Using the listing beneath this task, count the lines with the word "children" and write only the result.

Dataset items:
..............................

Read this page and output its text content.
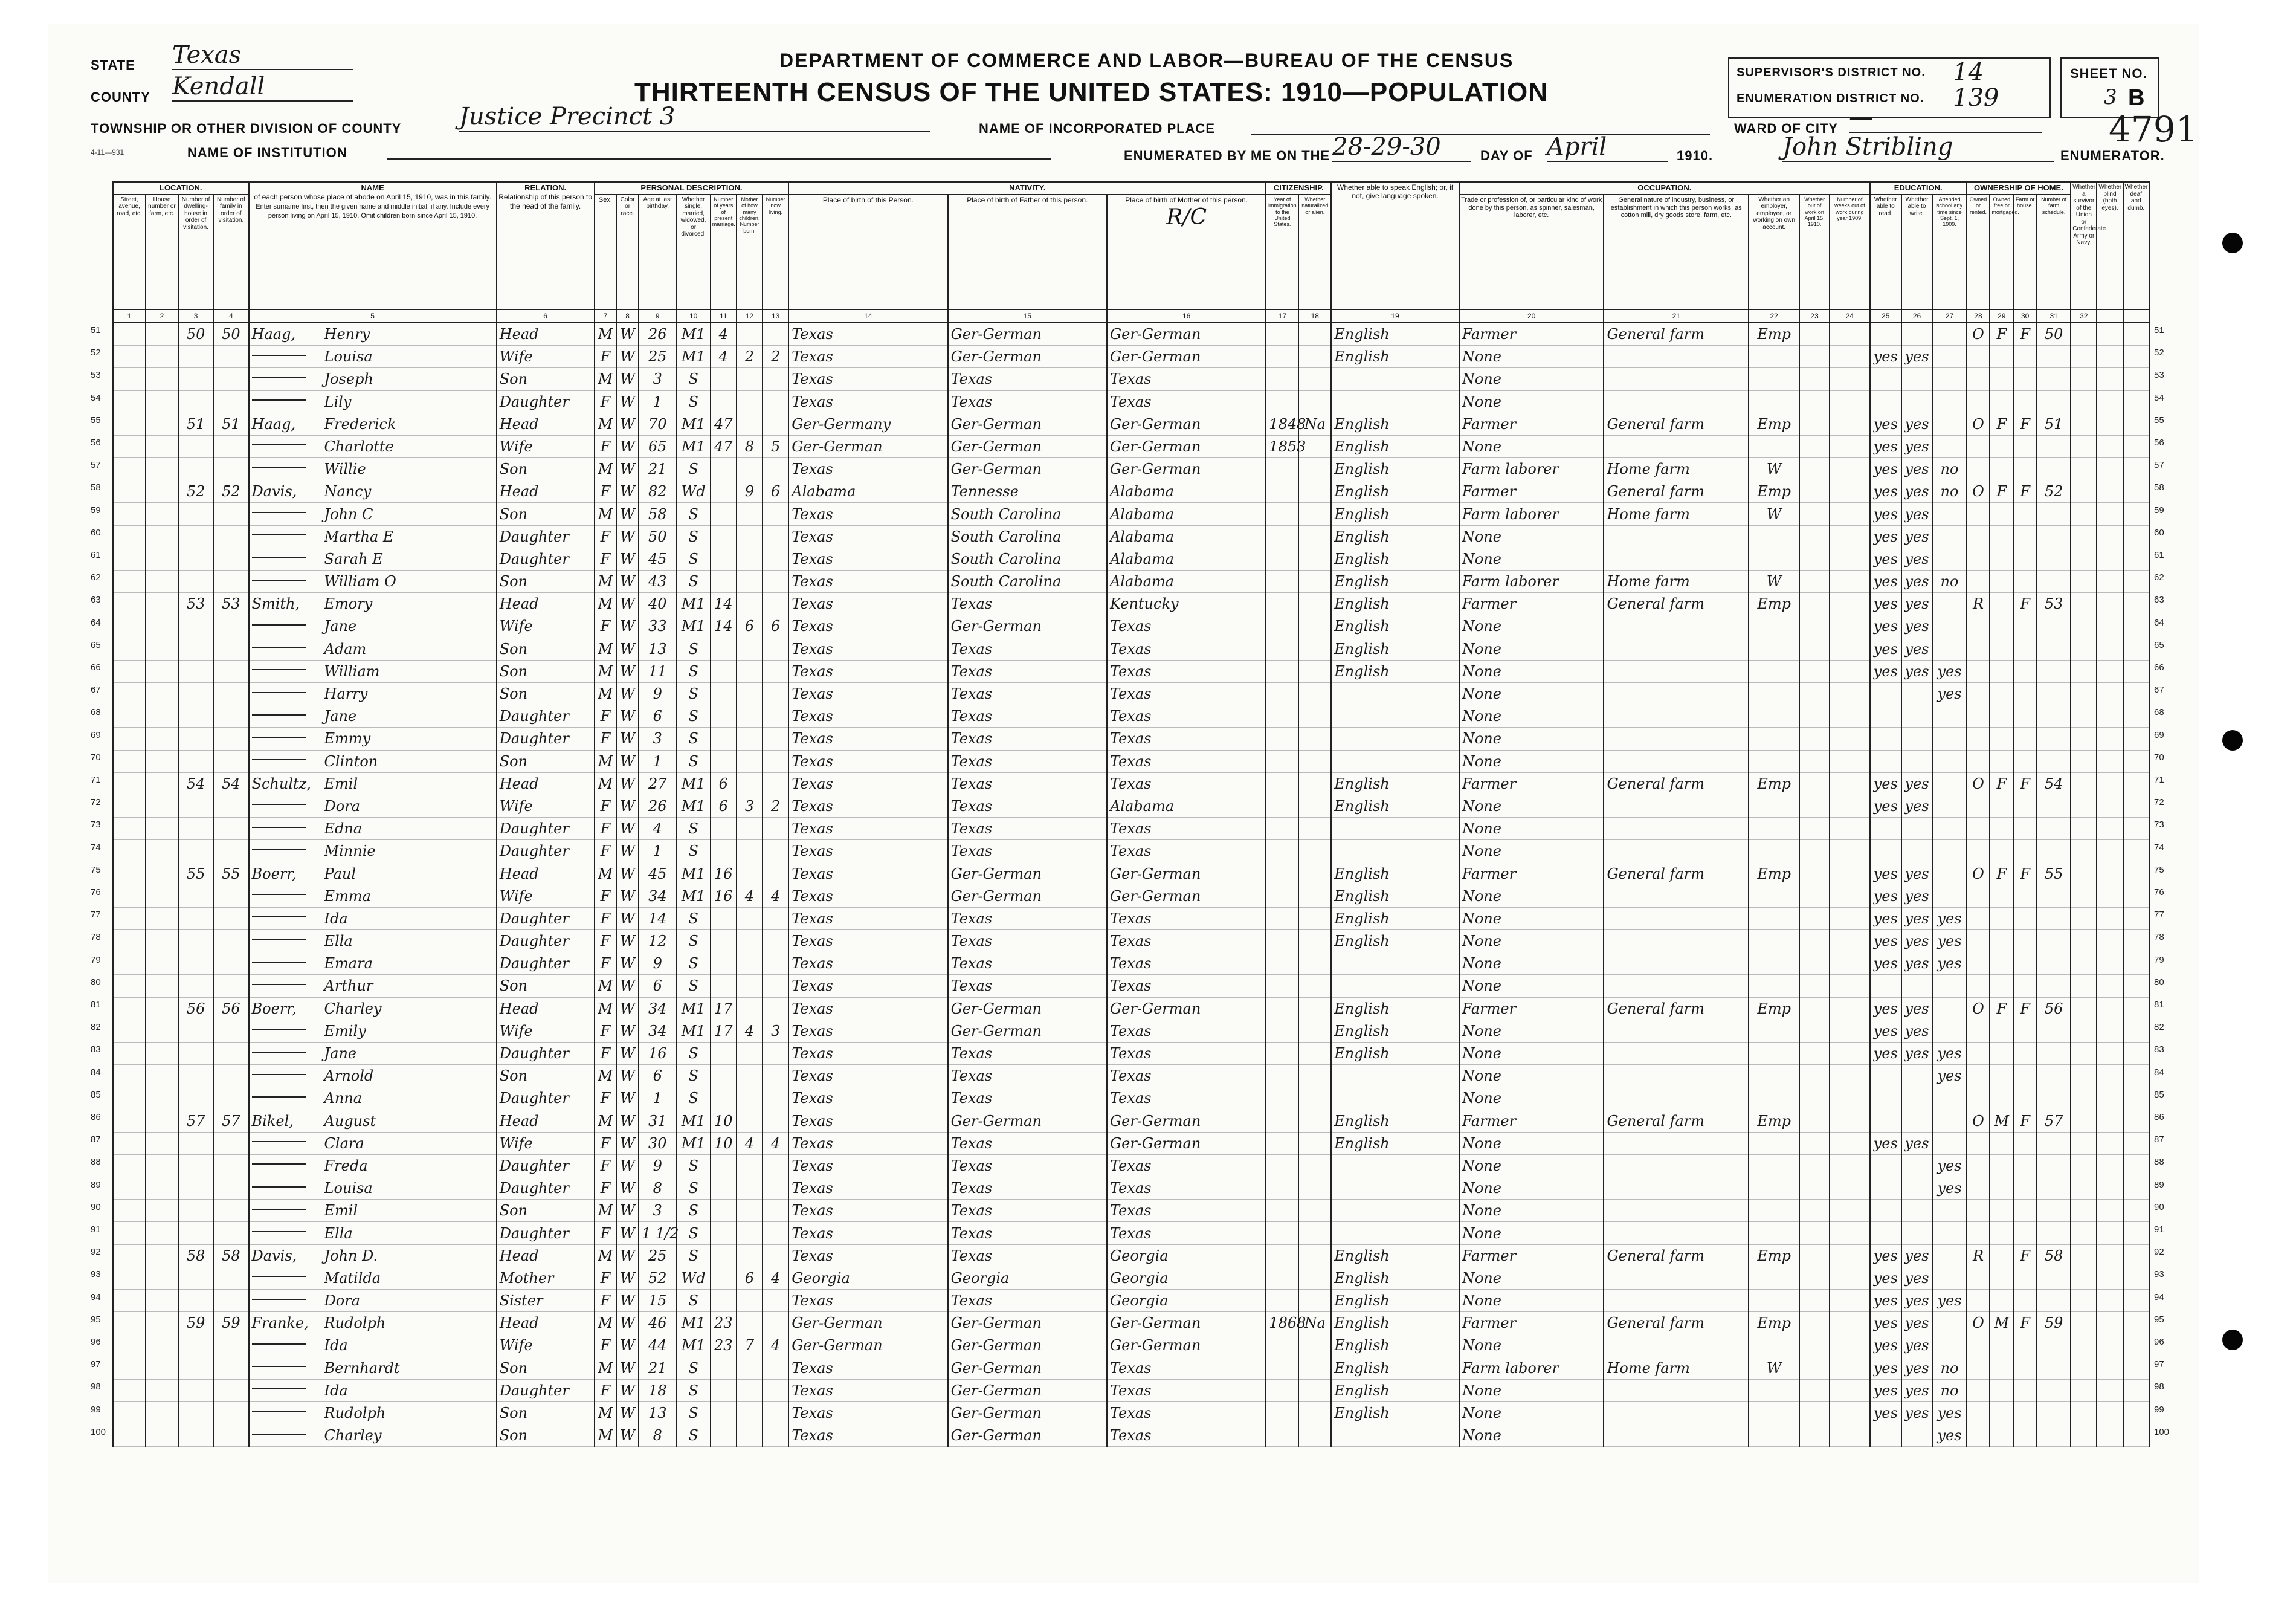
STATE Texas
COUNTY Kendall
TOWNSHIP OR OTHER DIVISION OF COUNTY Justice Precinct 3
4-11—931	NAME OF INSTITUTION
DEPARTMENT OF COMMERCE AND LABOR—BUREAU OF THE CENSUS
THIRTEENTH CENSUS OF THE UNITED STATES: 1910—POPULATION
NAME OF INCORPORATED PLACE
ENUMERATED BY ME ON THE 28-29-30	DAY OF April	1910.	John Stribling	ENUMERATOR.
SUPERVISOR'S DISTRICT NO. 14
ENUMERATION DISTRICT NO. 139
WARD OF CITY —
SHEET NO.
3 B
4791
LOCATION.				NAME
of each person whose place of abode on April 15, 1910, was in this family.
Enter surname first, then the given name and middle initial, if any. Include every person living on April 15, 1910. Omit children born since April 15, 1910.	RELATION.
Relationship of this person to the head of the family.	PERSONAL DESCRIPTION.							NATIVITY.			CITIZENSHIP.		Whether able to speak English; or, if not, give language spoken.	OCCUPATION.					EDUCATION.			OWNERSHIP OF HOME.				Whether a survivor of the Union or Confederate Army or Navy.	Whether blind (both eyes).	Whether deaf and dumb.
Street, avenue, road, etc.	House number or farm, etc.	Number of dwelling-house in order of visitation.	Number of family in order of visitation.			Sex.	Color or race.	Age at last birthday.	Whether single, married, widowed, or divorced.	Number of years of present marriage.	Mother of how many children. Number born.	Number now living.	Place of birth of this Person.	Place of birth of Father of this person.	Place of birth of Mother of this person.
R/C	Year of immigration to the United States.	Whether naturalized or alien.		Trade or profession of, or particular kind of work done by this person, as spinner, salesman, laborer, etc.	General nature of industry, business, or establishment in which this person works, as cotton mill, dry goods store, farm, etc.	Whether an employer, employee, or working on own account.	Whether out of work on April 15, 1910.	Number of weeks out of work during year 1909.	Whether able to read.	Whether able to write.	Attended school any time since Sept. 1, 1909.	Owned or rented.	Owned free or mortgaged.	Farm or house.	Number of farm schedule.			

1	2	3	4	5	6	7	8	9	10	11	12	13	14	15	16	17	18	19	20	21	22	23	24	25	26	27	28	29	30	31	32		
		50	50	Haag, Henry	Head	M	W	26	M1	4			Texas	Ger-German	Ger-German			English	Farmer	General farm	Emp						O	F	F	50			
				Louisa	Wife	F	W	25	M1	4	2	2	Texas	Ger-German	Ger-German			English	None					yes	yes								
				Joseph	Son	M	W	3	S				Texas	Texas	Texas				None														
				Lily	Daughter	F	W	1	S				Texas	Texas	Texas				None														
		51	51	Haag, Frederick	Head	M	W	70	M1	47			Ger-Germany	Ger-German	Ger-German	1848	Na	English	Farmer	General farm	Emp			yes	yes		O	F	F	51			
				Charlotte	Wife	F	W	65	M1	47	8	5	Ger-German	Ger-German	Ger-German	1853		English	None					yes	yes								
				Willie	Son	M	W	21	S				Texas	Ger-German	Ger-German			English	Farm laborer	Home farm	W			yes	yes	no							
		52	52	Davis, Nancy	Head	F	W	82	Wd		9	6	Alabama	Tennesse	Alabama			English	Farmer	General farm	Emp			yes	yes	no	O	F	F	52			
				John C	Son	M	W	58	S				Texas	South Carolina	Alabama			English	Farm laborer	Home farm	W			yes	yes								
				Martha E	Daughter	F	W	50	S				Texas	South Carolina	Alabama			English	None					yes	yes								
				Sarah E	Daughter	F	W	45	S				Texas	South Carolina	Alabama			English	None					yes	yes								
				William O	Son	M	W	43	S				Texas	South Carolina	Alabama			English	Farm laborer	Home farm	W			yes	yes	no							
		53	53	Smith, Emory	Head	M	W	40	M1	14			Texas	Texas	Kentucky			English	Farmer	General farm	Emp			yes	yes		R		F	53			
				Jane	Wife	F	W	33	M1	14	6	6	Texas	Ger-German	Texas			English	None					yes	yes								
				Adam	Son	M	W	13	S				Texas	Texas	Texas			English	None					yes	yes								
				William	Son	M	W	11	S				Texas	Texas	Texas			English	None					yes	yes	yes							
				Harry	Son	M	W	9	S				Texas	Texas	Texas				None							yes							
				Jane	Daughter	F	W	6	S				Texas	Texas	Texas				None														
				Emmy	Daughter	F	W	3	S				Texas	Texas	Texas				None														
				Clinton	Son	M	W	1	S				Texas	Texas	Texas				None														
		54	54	Schultz, Emil	Head	M	W	27	M1	6			Texas	Texas	Texas			English	Farmer	General farm	Emp			yes	yes		O	F	F	54			
				Dora	Wife	F	W	26	M1	6	3	2	Texas	Texas	Alabama			English	None					yes	yes								
				Edna	Daughter	F	W	4	S				Texas	Texas	Texas				None														
				Minnie	Daughter	F	W	1	S				Texas	Texas	Texas				None														
		55	55	Boerr, Paul	Head	M	W	45	M1	16			Texas	Ger-German	Ger-German			English	Farmer	General farm	Emp			yes	yes		O	F	F	55			
				Emma	Wife	F	W	34	M1	16	4	4	Texas	Ger-German	Ger-German			English	None					yes	yes								
				Ida	Daughter	F	W	14	S				Texas	Texas	Texas			English	None					yes	yes	yes							
				Ella	Daughter	F	W	12	S				Texas	Texas	Texas			English	None					yes	yes	yes							
				Emara	Daughter	F	W	9	S				Texas	Texas	Texas				None					yes	yes	yes							
				Arthur	Son	M	W	6	S				Texas	Texas	Texas				None														
		56	56	Boerr, Charley	Head	M	W	34	M1	17			Texas	Ger-German	Ger-German			English	Farmer	General farm	Emp			yes	yes		O	F	F	56			
				Emily	Wife	F	W	34	M1	17	4	3	Texas	Ger-German	Texas			English	None					yes	yes								
				Jane	Daughter	F	W	16	S				Texas	Texas	Texas			English	None					yes	yes	yes							
				Arnold	Son	M	W	6	S				Texas	Texas	Texas				None							yes							
				Anna	Daughter	F	W	1	S				Texas	Texas	Texas				None														
		57	57	Bikel, August	Head	M	W	31	M1	10			Texas	Ger-German	Ger-German			English	Farmer	General farm	Emp						O	M	F	57			
				Clara	Wife	F	W	30	M1	10	4	4	Texas	Texas	Ger-German			English	None					yes	yes								
				Freda	Daughter	F	W	9	S				Texas	Texas	Texas				None							yes							
				Louisa	Daughter	F	W	8	S				Texas	Texas	Texas				None							yes							
				Emil	Son	M	W	3	S				Texas	Texas	Texas				None														
				Ella	Daughter	F	W	1 1/2	S				Texas	Texas	Texas				None														
		58	58	Davis, John D.	Head	M	W	25	S				Texas	Texas	Georgia			English	Farmer	General farm	Emp			yes	yes		R		F	58			
				Matilda	Mother	F	W	52	Wd		6	4	Georgia	Georgia	Georgia			English	None					yes	yes								
				Dora	Sister	F	W	15	S				Texas	Texas	Georgia			English	None					yes	yes	yes							
		59	59	Franke, Rudolph	Head	M	W	46	M1	23			Ger-German	Ger-German	Ger-German	1868	Na	English	Farmer	General farm	Emp			yes	yes		O	M	F	59			
				Ida	Wife	F	W	44	M1	23	7	4	Ger-German	Ger-German	Ger-German			English	None					yes	yes								
				Bernhardt	Son	M	W	21	S				Texas	Ger-German	Texas			English	Farm laborer	Home farm	W			yes	yes	no							
				Ida	Daughter	F	W	18	S				Texas	Ger-German	Texas			English	None					yes	yes	no							
				Rudolph	Son	M	W	13	S				Texas	Ger-German	Texas			English	None					yes	yes	yes							
				Charley	Son	M	W	8	S				Texas	Ger-German	Texas				None							yes							
51
52
53
54
55
56
57
58
59
60
61
62
63
64
65
66
67
68
69
70
71
72
73
74
75
76
77
78
79
80
81
82
83
84
85
86
87
88
89
90
91
92
93
94
95
96
97
98
99
100
51
52
53
54
55
56
57
58
59
60
61
62
63
64
65
66
67
68
69
70
71
72
73
74
75
76
77
78
79
80
81
82
83
84
85
86
87
88
89
90
91
92
93
94
95
96
97
98
99
100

..............................

» **Task response**
2